::: Provided records :::

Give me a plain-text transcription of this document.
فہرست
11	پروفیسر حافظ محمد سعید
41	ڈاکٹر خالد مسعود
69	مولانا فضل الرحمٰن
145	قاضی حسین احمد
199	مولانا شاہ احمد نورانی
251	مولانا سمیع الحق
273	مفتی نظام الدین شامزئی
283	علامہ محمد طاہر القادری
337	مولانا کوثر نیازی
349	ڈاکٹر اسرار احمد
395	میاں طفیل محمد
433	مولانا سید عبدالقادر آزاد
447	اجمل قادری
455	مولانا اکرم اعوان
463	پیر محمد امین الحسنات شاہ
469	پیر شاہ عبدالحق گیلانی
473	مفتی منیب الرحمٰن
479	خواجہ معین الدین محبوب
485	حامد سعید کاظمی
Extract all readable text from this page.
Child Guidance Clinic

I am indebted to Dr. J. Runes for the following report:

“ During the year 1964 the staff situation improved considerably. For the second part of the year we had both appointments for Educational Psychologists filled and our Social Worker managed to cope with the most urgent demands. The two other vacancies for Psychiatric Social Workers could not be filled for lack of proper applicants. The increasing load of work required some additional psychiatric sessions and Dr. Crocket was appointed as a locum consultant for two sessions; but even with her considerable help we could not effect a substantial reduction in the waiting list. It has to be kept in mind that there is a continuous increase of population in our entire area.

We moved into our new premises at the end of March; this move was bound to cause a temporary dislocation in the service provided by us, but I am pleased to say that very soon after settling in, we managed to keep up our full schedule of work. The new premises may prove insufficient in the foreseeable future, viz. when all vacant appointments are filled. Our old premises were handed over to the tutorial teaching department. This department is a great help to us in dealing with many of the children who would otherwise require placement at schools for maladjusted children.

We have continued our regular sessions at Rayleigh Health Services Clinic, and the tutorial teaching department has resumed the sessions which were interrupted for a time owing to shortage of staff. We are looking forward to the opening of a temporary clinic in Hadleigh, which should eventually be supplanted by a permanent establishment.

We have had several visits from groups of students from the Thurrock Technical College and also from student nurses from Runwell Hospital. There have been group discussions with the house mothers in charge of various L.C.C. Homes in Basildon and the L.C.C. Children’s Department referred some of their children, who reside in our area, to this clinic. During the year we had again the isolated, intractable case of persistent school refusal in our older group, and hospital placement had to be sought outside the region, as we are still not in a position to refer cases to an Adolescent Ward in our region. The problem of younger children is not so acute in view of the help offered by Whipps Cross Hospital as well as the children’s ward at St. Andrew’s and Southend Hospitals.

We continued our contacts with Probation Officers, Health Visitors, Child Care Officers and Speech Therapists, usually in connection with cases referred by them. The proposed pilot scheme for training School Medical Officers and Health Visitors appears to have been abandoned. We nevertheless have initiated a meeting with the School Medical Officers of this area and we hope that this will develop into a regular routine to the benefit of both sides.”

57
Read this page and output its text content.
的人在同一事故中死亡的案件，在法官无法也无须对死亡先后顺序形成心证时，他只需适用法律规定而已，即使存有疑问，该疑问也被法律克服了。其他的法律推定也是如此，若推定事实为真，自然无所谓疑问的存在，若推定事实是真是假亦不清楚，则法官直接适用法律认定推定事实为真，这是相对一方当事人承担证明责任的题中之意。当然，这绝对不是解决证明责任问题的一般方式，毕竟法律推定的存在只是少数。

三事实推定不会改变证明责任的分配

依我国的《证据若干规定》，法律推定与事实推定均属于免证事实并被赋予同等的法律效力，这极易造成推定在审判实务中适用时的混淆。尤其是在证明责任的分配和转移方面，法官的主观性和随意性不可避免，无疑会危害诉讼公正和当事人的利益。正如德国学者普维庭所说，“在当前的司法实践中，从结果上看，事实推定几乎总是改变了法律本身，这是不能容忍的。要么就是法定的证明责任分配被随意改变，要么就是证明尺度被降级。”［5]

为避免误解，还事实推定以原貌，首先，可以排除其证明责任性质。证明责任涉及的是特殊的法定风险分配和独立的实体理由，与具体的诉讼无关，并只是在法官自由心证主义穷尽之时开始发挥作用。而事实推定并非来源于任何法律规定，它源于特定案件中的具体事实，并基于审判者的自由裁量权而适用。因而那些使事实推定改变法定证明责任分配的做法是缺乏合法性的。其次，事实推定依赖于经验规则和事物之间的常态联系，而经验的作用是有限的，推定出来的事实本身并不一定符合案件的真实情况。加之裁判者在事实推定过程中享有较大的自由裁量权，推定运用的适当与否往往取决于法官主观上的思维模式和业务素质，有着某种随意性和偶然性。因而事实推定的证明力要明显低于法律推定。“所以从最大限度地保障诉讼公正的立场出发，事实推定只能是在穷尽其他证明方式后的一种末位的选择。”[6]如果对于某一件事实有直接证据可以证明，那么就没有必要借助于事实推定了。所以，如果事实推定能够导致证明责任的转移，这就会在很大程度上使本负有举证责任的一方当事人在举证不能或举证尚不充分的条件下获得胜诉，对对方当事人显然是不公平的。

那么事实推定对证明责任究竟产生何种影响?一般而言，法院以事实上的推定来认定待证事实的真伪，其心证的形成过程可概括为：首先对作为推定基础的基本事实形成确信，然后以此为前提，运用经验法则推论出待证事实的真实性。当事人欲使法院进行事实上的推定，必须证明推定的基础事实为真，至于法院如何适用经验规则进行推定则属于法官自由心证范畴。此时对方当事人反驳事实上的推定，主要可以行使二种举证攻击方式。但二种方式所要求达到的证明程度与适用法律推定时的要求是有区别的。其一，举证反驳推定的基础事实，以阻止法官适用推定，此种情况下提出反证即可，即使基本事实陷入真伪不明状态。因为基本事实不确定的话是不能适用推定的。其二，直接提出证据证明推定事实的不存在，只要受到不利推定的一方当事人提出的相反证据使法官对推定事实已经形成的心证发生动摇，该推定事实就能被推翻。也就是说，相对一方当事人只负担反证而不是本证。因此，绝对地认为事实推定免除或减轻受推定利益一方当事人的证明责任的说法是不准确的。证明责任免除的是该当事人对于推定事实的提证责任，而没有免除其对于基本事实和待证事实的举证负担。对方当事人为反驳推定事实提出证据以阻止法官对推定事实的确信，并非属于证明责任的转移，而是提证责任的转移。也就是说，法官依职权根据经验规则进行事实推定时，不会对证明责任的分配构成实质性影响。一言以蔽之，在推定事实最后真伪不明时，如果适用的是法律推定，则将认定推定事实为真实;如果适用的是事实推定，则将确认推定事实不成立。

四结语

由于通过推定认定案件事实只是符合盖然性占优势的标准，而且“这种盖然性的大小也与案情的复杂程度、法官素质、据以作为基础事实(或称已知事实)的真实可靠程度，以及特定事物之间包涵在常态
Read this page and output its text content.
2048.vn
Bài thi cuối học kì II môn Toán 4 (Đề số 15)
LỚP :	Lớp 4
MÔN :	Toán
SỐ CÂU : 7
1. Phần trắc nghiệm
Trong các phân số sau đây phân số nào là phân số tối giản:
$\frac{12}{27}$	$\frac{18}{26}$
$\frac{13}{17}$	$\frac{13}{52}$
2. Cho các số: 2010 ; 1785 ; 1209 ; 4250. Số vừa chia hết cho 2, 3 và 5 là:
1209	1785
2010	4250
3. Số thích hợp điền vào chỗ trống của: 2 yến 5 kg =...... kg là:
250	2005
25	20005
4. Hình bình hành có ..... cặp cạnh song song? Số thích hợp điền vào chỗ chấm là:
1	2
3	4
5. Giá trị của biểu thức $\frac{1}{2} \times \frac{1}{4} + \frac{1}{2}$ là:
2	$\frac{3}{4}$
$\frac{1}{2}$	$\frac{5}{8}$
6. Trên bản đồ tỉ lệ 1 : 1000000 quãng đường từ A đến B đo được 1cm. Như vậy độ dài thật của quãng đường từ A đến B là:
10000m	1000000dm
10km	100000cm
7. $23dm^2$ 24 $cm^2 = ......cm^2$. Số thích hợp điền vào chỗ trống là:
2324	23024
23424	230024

:::

▶ **Work required**
From the entries above, copy every line that holds the word "teaching".

▶ **Task answer**
We moved into our new premises at the end of March; this move was bound to cause a temporary dislocation in the service provided by us, but I am pleased to say that very soon after settling in, we managed to keep up our full schedule of work. The new premises may prove insufficient in the foreseeable future, viz. when all vacant appointments are filled. Our old premises were handed over to the tutorial teaching department. This department is a great help to us in dealing with many of the children who would otherwise require placement at schools for maladjusted children.
We have continued our regular sessions at Rayleigh Health Services Clinic, and the tutorial teaching department has resumed the sessions which were interrupted for a time owing to shortage of staff. We are looking forward to the opening of a temporary clinic in Hadleigh, which should eventually be supplanted by a permanent establishment.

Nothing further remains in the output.